_Aim_
Quote, word for word, the stretch of the blog post below from "Posted on: August" through "and economic differences.".

_Given text_

Kittymckay's Blog

Too Much?

Posted on: August 10, 2010

At the age of  twelve I was in sixth grade in Findlay Ohio.  The year was 1986, and I was just becoming aware of fashion and what was considered “cool”.  The colored Reebok high tops were all the rage.  There was a girl in my class named Amy, she had those shoes in every color.  She was also allowed to wear make up, she had long red hair, and everyone wanted to be her friend.  I was awkward, chubby, and had two-inch think glasses.  I think I was one of those kids that just tried to hard and ended up being annoying.  This was also the first year I started to become aware of social and economic differences.

The summer before seventh grade I wasted away to nothing.  I became obsessed with my weight and looking like everyone else.  My Mom saved money and took me to the mall in Toledo for school clothes.  I was so excited! Fancy jeans, a Coca-Cola shirt and a Benetton tee.  I thought for sure that I would fit in.  Not so much. I recall being at a football game and a girl named Heather in a huddle with a bunch of other girls turns and asks me” “How many pair of Guess jeans do you have?”  Then they all cackled when I said none.

Two weeks before the end of seventh grade we moved to Cary, North Carolina.  I went from  awkward, four eyed, bully bait to hitting puberty with a vengeance and not wearing glasses.  Add to the culture shock of moving from the north to the south, I moved in five houses down from one of the popular girls.  I entered into middle school under the wing of her popularity.  The social culture shock was overwhelming.  Those first few months of school were difficult.  Not only was I adjusting to a new school, new people, there were cultural differences I was not prepared for.  I can recall being cornered in the bathroom at West Cary by two girls as they explained to me that I was not allowed to be friends with black boys or I would get a bad reputation.  I was so confused, I couldn’t understand why being friends with anyone would get me a reputation.  So added to the confusion of a new school, new people there were these unspoken “rules” I had to follow to stay friends with the “popular girls.”

All these memories have come flooding back as I prepare to send my oldest to my old stomping grounds at West Cary.  Luckily my Tyler has always had his own sense of fashion and he could really care less what everyone else is wearing.  He likes what he likes, and tends to be a leader rather than a follower.  I have a feeling that if he were to get cornered and told not to be friends with someone because of their skin color he would be strong enough to tell them to shove it.  I hope that he loves middle school and high school and doesn’t become as label conscious as I was.

_Supplied records_
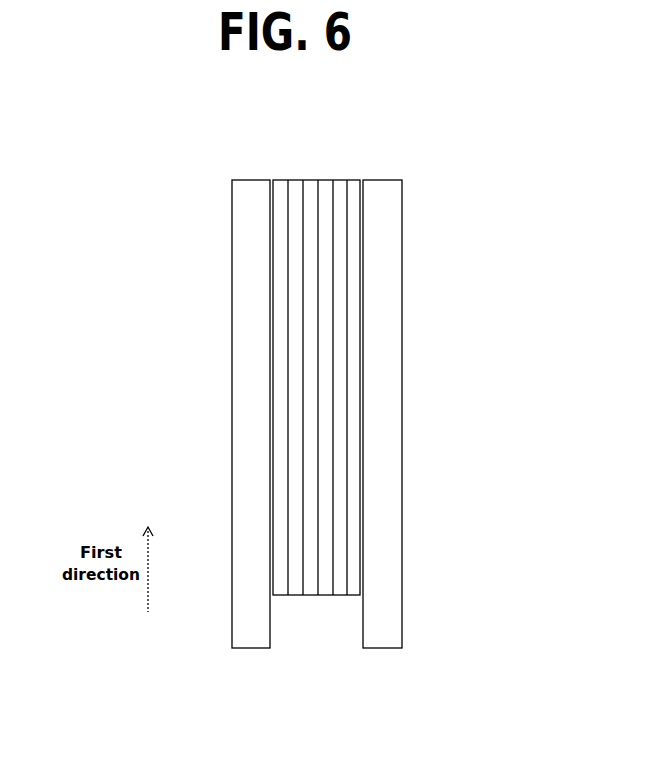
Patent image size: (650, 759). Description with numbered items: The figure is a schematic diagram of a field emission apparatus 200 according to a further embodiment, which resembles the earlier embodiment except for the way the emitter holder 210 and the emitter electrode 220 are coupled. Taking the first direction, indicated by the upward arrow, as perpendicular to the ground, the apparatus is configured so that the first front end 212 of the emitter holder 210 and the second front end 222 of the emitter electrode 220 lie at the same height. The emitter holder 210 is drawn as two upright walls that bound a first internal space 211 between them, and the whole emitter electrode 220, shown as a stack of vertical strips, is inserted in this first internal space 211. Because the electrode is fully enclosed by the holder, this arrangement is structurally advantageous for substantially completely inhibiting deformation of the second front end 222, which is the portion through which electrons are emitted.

The field emission apparatus 200 is at (158, 118).
The emitter holder 210 is at (232, 412).
The first internal space 211 is at (340, 628).
The first front end 212 is at (385, 180).
The emitter electrode 220 is at (368, 362).
The second front end 222 is at (311, 180).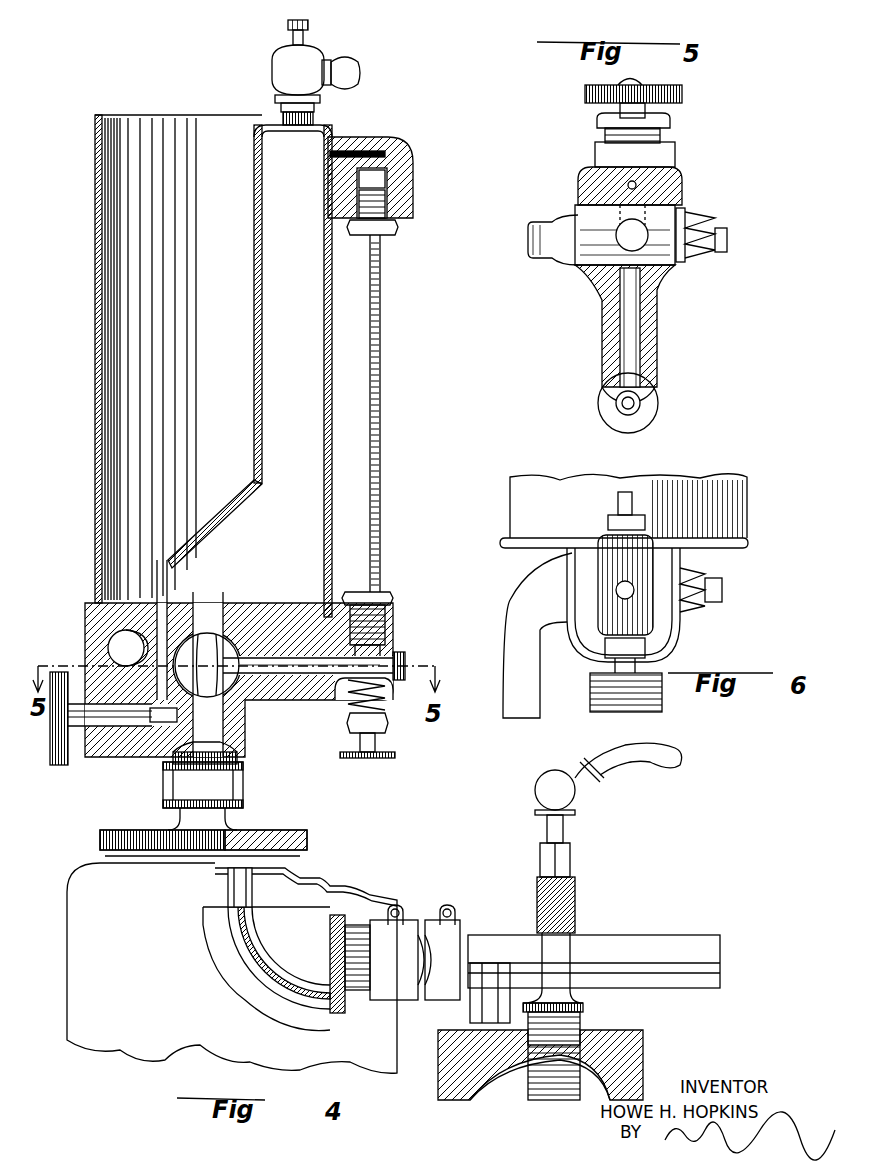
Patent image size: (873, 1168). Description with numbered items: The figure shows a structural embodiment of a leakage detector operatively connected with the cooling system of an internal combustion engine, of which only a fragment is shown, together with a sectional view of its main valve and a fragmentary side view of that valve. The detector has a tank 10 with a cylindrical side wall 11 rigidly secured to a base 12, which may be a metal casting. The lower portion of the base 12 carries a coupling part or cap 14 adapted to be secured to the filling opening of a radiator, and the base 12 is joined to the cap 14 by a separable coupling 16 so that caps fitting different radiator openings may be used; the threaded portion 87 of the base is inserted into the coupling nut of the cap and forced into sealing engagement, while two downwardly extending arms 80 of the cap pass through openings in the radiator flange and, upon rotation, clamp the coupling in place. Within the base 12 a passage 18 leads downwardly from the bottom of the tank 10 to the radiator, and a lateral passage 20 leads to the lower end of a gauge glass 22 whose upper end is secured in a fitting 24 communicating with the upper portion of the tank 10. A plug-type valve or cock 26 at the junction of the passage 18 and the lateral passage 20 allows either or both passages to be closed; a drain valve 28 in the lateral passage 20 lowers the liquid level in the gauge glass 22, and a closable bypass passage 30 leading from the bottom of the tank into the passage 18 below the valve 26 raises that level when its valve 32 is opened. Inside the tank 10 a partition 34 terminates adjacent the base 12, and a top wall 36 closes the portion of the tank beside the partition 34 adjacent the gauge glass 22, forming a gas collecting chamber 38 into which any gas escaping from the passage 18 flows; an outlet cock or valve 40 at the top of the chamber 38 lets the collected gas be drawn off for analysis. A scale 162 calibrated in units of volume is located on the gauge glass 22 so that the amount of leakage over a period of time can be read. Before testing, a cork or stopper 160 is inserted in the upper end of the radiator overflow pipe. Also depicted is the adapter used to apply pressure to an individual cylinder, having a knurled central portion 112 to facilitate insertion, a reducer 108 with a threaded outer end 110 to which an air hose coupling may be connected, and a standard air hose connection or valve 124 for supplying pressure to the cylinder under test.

In FIG. 4, the tank 10 is at (171, 110).
In FIG. 4, the side wall 11 is at (95, 355).
In FIG. 6, the side wall 11 is at (745, 505).
In FIG. 4, the base 12 is at (115, 640).
In FIG. 5, the base 12 is at (578, 180).
In FIG. 6, the base 12 is at (680, 562).
In FIG. 4, the coupling part or cap 14 is at (307, 840).
In FIG. 4, the separable coupling 16 is at (243, 788).
In FIG. 4, the passage 18 is at (213, 610).
In FIG. 5, the passage 18 is at (640, 255).
In FIG. 4, the lateral passage 20 is at (320, 675).
In FIG. 5, the lateral passage 20 is at (640, 350).
In FIG. 6, the lateral passage 20 is at (630, 595).
In FIG. 4, the gauge glass 22 is at (381, 548).
In FIG. 6, the gauge glass 22 is at (618, 506).
In FIG. 4, the fitting 24 is at (413, 155).
In FIG. 4, the valve or cock 26 is at (235, 688).
In FIG. 5, the valve or cock 26 is at (578, 262).
In FIG. 6, the valve or cock 26 is at (558, 568).
In FIG. 4, the drain valve or cock 28 is at (385, 730).
In FIG. 5, the drain valve or cock 28 is at (642, 405).
In FIG. 6, the drain valve or cock 28 is at (598, 668).
In FIG. 4, the bypass passage 30 is at (165, 600).
In FIG. 5, the bypass passage 30 is at (636, 185).
In FIG. 4, the valve 32 is at (160, 735).
In FIG. 5, the valve 32 is at (682, 99).
In FIG. 4, the partition 34 is at (254, 358).
In FIG. 4, the top wall 36 is at (272, 130).
In FIG. 4, the gas collecting chamber 38 is at (286, 222).
In FIG. 4, the outlet cock or valve 40 is at (305, 58).
In FIG. 4, the downwardly extending arms 80 is at (300, 870).
In FIG. 4, the threaded portion 87 is at (237, 760).
In FIG. 6, the threaded portion 87 is at (655, 712).
In FIG. 4, the reducer 108 is at (572, 850).
In FIG. 4, the threaded outer end 110 is at (563, 828).
In FIG. 4, the central portion 112 is at (575, 895).
In FIG. 4, the air hose connection or valve 124 is at (575, 800).
In FIG. 4, the cork or stopper 160 is at (228, 880).
In FIG. 4, the scale 162 is at (381, 357).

_Reply to the exercise_
Posted on: August 10, 2010

At the age of  twelve I was in sixth grade in Findlay Ohio.  The year was 1986, and I was just becoming aware of fashion and what was considered “cool”.  The colored Reebok high tops were all the rage.  There was a girl in my class named Amy, she had those shoes in every color.  She was also allowed to wear make up, she had long red hair, and everyone wanted to be her friend.  I was awkward, chubby, and had two-inch think glasses.  I think I was one of those kids that just tried to hard and ended up being annoying.  This was also the first year I started to become aware of social and economic differences.